Coordinate annotation records
## Start
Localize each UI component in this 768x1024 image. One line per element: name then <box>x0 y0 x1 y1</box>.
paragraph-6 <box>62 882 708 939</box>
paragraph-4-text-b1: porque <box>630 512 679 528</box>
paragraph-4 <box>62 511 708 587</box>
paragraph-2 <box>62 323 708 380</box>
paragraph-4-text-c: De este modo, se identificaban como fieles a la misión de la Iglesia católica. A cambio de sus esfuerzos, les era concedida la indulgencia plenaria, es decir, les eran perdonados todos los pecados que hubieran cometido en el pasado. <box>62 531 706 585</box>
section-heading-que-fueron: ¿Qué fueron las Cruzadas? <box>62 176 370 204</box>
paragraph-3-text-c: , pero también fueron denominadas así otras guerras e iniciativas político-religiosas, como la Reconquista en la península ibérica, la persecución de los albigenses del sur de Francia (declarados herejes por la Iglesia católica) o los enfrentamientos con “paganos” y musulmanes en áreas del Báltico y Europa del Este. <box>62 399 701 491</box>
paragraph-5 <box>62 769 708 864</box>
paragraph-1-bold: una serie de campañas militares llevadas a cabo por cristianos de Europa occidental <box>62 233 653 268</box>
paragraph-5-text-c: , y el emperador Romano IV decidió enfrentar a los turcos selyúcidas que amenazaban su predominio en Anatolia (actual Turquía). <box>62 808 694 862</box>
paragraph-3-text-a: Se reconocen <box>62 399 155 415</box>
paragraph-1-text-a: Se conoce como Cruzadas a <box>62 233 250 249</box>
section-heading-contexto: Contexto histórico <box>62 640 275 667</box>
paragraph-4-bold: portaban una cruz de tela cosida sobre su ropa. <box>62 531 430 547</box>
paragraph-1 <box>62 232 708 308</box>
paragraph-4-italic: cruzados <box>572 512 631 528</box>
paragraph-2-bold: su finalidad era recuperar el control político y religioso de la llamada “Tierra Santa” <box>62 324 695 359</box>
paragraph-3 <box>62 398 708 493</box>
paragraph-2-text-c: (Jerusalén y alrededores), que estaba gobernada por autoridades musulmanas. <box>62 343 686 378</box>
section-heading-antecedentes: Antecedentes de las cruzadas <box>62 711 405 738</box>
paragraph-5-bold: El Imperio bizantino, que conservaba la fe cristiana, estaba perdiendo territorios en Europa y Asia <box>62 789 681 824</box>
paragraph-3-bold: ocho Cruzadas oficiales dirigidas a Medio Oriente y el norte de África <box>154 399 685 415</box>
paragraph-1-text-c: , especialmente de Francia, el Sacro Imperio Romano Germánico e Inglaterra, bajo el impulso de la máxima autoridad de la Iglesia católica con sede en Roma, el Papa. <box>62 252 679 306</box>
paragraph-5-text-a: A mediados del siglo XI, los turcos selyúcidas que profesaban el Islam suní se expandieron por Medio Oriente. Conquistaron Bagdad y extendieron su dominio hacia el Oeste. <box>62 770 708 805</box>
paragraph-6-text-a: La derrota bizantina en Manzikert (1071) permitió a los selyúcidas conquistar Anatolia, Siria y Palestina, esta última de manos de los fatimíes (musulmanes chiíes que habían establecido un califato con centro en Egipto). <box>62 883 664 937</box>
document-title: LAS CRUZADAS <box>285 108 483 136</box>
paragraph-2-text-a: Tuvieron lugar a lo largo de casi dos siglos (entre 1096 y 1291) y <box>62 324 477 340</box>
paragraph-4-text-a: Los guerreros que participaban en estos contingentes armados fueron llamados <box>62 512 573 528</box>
## End
* **Given problem**: Copy every line of the listing above word for word.

* **Reply**:
Localize each UI component in this 768x1024 image. One line per element: name then <box>x0 y0 x1 y1</box>.
paragraph-6 <box>62 882 708 939</box>
paragraph-4-text-b1: porque <box>630 512 679 528</box>
paragraph-4 <box>62 511 708 587</box>
paragraph-2 <box>62 323 708 380</box>
paragraph-4-text-c: De este modo, se identificaban como fieles a la misión de la Iglesia católica. A cambio de sus esfuerzos, les era concedida la indulgencia plenaria, es decir, les eran perdonados todos los pecados que hubieran cometido en el pasado. <box>62 531 706 585</box>
section-heading-que-fueron: ¿Qué fueron las Cruzadas? <box>62 176 370 204</box>
paragraph-3-text-c: , pero también fueron denominadas así otras guerras e iniciativas político-religiosas, como la Reconquista en la península ibérica, la persecución de los albigenses del sur de Francia (declarados herejes por la Iglesia católica) o los enfrentamientos con “paganos” y musulmanes en áreas del Báltico y Europa del Este. <box>62 399 701 491</box>
paragraph-5 <box>62 769 708 864</box>
paragraph-1-bold: una serie de campañas militares llevadas a cabo por cristianos de Europa occidental <box>62 233 653 268</box>
paragraph-5-text-c: , y el emperador Romano IV decidió enfrentar a los turcos selyúcidas que amenazaban su predominio en Anatolia (actual Turquía). <box>62 808 694 862</box>
paragraph-3-text-a: Se reconocen <box>62 399 155 415</box>
paragraph-1-text-a: Se conoce como Cruzadas a <box>62 233 250 249</box>
section-heading-contexto: Contexto histórico <box>62 640 275 667</box>
paragraph-4-bold: portaban una cruz de tela cosida sobre su ropa. <box>62 531 430 547</box>
paragraph-1 <box>62 232 708 308</box>
paragraph-4-italic: cruzados <box>572 512 631 528</box>
paragraph-2-bold: su finalidad era recuperar el control político y religioso de la llamada “Tierra Santa” <box>62 324 695 359</box>
paragraph-3 <box>62 398 708 493</box>
paragraph-2-text-c: (Jerusalén y alrededores), que estaba gobernada por autoridades musulmanas. <box>62 343 686 378</box>
section-heading-antecedentes: Antecedentes de las cruzadas <box>62 711 405 738</box>
paragraph-5-bold: El Imperio bizantino, que conservaba la fe cristiana, estaba perdiendo territorios en Europa y Asia <box>62 789 681 824</box>
paragraph-3-bold: ocho Cruzadas oficiales dirigidas a Medio Oriente y el norte de África <box>154 399 685 415</box>
paragraph-1-text-c: , especialmente de Francia, el Sacro Imperio Romano Germánico e Inglaterra, bajo el impulso de la máxima autoridad de la Iglesia católica con sede en Roma, el Papa. <box>62 252 679 306</box>
paragraph-5-text-a: A mediados del siglo XI, los turcos selyúcidas que profesaban el Islam suní se expandieron por Medio Oriente. Conquistaron Bagdad y extendieron su dominio hacia el Oeste. <box>62 770 708 805</box>
paragraph-6-text-a: La derrota bizantina en Manzikert (1071) permitió a los selyúcidas conquistar Anatolia, Siria y Palestina, esta última de manos de los fatimíes (musulmanes chiíes que habían establecido un califato con centro en Egipto). <box>62 883 664 937</box>
document-title: LAS CRUZADAS <box>285 108 483 136</box>
paragraph-2-text-a: Tuvieron lugar a lo largo de casi dos siglos (entre 1096 y 1291) y <box>62 324 477 340</box>
paragraph-4-text-a: Los guerreros que participaban en estos contingentes armados fueron llamados <box>62 512 573 528</box>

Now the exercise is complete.